* [Task goal]:
Only the number is wanted: count the lines that contain "Бойчук".
= = =
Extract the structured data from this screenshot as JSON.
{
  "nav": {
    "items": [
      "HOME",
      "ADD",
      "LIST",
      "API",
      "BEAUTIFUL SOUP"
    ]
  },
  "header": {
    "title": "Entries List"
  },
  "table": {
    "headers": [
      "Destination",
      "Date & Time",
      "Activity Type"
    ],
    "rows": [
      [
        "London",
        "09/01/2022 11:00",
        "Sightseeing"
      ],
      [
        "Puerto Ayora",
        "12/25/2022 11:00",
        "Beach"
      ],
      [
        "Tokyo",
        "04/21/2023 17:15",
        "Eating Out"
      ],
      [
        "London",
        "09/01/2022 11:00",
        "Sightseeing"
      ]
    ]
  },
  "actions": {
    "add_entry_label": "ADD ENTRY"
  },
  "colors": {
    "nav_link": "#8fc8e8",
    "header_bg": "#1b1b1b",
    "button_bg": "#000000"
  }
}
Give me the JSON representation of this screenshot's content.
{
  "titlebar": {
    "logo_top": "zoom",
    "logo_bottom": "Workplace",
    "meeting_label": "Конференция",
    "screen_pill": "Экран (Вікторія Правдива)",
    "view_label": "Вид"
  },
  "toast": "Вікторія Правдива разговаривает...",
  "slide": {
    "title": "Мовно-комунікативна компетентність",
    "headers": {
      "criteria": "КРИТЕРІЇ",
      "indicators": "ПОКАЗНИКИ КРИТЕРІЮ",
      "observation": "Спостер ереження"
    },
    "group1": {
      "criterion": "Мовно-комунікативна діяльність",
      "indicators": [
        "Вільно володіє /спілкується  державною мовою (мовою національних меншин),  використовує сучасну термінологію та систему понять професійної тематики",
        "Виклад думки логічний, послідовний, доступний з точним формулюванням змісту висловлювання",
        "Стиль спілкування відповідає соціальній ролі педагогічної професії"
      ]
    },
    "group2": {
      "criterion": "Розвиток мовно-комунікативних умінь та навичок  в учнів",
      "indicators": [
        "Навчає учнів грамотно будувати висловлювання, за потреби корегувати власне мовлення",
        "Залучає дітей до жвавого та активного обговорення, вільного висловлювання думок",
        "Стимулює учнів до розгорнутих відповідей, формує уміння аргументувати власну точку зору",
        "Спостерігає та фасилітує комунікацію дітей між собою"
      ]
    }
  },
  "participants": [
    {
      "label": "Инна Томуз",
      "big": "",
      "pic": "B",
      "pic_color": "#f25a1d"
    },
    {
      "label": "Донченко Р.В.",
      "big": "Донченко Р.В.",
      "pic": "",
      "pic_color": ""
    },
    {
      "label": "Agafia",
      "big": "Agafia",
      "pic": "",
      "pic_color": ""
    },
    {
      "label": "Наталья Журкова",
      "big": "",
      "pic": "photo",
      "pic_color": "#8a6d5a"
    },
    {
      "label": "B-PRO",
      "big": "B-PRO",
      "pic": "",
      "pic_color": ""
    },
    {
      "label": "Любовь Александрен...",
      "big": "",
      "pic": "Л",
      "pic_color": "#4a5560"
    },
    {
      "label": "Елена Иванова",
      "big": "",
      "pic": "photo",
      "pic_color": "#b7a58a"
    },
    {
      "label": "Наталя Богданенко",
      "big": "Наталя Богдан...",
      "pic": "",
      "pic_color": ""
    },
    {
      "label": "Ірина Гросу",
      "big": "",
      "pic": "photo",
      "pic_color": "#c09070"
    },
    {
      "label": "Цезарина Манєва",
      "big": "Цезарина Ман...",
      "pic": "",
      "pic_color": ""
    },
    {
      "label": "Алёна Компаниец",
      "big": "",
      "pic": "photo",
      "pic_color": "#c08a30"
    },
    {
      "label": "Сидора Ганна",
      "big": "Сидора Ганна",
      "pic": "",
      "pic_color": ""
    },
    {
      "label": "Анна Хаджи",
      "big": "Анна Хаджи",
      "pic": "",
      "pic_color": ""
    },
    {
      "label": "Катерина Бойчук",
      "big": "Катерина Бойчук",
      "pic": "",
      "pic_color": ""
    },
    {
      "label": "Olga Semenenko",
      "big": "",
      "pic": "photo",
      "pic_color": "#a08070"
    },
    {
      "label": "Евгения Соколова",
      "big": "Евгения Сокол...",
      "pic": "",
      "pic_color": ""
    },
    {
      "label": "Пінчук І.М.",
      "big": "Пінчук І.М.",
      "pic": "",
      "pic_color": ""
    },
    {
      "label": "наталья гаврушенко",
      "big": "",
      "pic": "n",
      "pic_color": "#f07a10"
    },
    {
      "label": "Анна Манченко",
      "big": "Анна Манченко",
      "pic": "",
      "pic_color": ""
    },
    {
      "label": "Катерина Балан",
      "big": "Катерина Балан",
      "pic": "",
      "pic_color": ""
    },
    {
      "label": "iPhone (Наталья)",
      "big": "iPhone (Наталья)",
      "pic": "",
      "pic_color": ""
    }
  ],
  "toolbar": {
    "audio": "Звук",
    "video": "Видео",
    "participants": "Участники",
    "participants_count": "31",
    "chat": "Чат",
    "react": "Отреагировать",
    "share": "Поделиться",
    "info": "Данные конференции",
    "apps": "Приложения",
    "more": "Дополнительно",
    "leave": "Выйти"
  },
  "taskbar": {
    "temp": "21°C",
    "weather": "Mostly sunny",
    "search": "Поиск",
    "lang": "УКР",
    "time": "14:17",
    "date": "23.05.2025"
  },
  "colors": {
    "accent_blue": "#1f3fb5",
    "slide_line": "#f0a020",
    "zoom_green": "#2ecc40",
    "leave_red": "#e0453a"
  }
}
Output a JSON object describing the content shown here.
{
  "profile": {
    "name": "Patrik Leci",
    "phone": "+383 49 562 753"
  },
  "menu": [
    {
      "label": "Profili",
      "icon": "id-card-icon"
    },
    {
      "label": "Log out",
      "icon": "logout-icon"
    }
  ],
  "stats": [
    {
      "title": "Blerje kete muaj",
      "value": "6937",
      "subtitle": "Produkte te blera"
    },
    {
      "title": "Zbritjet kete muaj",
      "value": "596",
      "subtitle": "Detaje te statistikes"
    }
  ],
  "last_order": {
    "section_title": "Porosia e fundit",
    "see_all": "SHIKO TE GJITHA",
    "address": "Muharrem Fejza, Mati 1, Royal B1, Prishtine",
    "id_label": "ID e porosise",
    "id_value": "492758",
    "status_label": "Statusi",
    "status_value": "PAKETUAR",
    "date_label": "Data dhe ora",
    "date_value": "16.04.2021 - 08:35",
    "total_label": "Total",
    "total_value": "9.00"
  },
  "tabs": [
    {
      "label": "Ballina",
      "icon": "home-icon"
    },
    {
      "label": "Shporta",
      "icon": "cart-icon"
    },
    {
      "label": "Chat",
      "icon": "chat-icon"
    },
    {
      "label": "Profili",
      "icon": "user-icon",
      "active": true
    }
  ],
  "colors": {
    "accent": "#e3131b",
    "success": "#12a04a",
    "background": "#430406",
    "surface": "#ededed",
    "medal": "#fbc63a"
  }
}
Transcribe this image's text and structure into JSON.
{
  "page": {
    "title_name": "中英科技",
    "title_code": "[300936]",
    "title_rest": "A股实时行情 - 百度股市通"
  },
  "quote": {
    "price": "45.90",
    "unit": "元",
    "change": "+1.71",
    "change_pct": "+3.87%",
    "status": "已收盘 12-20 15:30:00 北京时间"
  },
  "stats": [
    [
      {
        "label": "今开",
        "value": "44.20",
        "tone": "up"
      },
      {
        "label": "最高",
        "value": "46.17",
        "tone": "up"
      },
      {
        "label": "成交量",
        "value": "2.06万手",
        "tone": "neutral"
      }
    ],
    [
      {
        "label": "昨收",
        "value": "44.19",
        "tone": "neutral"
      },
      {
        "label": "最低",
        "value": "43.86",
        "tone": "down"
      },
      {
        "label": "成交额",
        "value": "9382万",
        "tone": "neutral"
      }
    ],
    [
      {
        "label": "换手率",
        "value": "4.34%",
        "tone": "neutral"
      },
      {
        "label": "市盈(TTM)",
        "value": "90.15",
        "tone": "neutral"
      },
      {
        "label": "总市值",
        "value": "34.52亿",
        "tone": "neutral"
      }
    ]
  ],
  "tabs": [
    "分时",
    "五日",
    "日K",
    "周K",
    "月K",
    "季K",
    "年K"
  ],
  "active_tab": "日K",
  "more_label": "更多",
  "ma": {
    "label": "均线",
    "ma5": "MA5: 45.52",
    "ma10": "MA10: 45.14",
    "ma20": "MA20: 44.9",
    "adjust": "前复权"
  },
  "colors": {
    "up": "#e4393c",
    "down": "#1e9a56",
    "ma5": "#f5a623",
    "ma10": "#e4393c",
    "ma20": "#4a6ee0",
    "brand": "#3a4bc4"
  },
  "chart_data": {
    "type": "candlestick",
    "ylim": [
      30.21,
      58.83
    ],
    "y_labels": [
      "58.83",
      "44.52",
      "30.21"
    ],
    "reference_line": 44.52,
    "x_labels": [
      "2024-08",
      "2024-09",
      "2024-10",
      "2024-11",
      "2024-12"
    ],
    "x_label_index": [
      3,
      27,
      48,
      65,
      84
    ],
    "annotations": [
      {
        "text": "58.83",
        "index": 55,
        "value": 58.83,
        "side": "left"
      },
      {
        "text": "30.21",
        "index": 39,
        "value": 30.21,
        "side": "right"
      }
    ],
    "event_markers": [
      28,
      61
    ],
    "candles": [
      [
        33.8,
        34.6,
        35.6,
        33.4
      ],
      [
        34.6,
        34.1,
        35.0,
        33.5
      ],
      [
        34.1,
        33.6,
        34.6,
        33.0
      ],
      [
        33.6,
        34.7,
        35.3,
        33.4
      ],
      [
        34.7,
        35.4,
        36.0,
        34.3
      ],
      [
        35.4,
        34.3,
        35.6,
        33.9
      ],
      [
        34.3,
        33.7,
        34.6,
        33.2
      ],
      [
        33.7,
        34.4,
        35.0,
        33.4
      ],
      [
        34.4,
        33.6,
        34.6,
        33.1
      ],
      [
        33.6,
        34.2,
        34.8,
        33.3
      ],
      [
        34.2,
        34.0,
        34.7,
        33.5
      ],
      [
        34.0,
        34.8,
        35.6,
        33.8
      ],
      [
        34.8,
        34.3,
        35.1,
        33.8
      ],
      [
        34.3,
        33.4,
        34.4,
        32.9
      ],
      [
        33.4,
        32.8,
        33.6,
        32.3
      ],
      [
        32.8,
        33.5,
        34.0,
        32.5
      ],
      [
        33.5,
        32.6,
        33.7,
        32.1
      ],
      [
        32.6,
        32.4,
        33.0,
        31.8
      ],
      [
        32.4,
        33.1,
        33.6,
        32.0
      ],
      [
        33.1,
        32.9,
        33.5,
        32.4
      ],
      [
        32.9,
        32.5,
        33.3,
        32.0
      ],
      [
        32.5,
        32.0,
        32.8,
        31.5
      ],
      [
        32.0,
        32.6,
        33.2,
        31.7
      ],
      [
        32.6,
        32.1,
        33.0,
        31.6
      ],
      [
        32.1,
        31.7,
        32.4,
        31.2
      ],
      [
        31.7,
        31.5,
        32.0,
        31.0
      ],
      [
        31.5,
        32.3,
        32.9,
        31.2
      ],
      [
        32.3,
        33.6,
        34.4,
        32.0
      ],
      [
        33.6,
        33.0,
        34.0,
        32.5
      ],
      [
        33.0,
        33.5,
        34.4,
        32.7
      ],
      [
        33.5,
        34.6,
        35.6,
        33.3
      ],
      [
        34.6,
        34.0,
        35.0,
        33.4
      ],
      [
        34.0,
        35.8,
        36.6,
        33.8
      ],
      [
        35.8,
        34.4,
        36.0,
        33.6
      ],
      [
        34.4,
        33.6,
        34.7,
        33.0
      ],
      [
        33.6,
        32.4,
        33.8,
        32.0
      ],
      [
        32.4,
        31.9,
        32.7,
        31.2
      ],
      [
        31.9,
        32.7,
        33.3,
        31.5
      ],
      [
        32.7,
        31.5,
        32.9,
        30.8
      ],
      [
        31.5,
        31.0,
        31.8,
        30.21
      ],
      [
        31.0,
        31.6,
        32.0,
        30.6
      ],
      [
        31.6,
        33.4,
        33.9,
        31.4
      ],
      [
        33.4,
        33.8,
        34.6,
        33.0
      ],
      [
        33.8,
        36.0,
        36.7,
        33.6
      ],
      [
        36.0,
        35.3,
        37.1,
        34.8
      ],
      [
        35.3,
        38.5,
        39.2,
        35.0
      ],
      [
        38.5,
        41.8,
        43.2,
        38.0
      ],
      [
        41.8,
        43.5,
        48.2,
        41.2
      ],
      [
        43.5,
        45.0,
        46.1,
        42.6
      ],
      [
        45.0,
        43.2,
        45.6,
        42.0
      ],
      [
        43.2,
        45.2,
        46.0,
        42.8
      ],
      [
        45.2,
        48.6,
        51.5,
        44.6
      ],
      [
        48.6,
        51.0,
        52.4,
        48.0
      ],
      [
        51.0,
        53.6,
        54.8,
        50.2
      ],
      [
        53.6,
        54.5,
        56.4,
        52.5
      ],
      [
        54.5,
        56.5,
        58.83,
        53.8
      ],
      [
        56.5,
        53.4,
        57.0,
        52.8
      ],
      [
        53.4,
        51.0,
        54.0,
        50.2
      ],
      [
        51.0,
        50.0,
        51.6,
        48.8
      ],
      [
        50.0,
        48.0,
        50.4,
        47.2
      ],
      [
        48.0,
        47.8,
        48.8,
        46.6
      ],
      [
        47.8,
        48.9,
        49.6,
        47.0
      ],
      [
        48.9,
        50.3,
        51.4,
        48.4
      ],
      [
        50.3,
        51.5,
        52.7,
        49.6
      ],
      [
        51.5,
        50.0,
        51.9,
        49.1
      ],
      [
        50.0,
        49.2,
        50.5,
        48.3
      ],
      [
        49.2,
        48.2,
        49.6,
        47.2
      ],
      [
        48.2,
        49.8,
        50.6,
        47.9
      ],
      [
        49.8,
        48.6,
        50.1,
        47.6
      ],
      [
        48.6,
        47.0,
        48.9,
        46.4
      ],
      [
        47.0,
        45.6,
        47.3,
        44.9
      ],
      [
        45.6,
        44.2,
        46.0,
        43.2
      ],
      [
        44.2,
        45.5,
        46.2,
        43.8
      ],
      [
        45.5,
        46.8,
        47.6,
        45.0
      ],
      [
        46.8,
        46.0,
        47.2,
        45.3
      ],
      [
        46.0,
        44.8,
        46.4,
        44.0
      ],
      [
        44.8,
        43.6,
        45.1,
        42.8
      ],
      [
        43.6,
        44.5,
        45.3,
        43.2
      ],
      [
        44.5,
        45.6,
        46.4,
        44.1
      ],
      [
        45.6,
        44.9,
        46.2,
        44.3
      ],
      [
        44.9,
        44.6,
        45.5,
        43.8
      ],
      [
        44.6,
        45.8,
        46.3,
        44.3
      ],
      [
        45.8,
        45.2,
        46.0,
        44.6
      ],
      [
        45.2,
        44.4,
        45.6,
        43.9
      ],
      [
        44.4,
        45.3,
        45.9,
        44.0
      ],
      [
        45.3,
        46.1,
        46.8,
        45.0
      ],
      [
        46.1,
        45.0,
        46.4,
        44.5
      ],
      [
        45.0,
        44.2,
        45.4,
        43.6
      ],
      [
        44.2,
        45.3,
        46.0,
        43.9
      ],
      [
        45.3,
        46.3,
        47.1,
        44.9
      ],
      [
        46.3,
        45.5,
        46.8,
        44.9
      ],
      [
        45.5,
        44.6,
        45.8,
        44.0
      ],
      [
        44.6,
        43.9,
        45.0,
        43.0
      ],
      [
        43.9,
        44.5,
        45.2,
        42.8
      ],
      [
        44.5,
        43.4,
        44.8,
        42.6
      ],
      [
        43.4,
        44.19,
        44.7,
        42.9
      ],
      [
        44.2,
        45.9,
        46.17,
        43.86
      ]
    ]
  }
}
= = =
* [Reply]:
2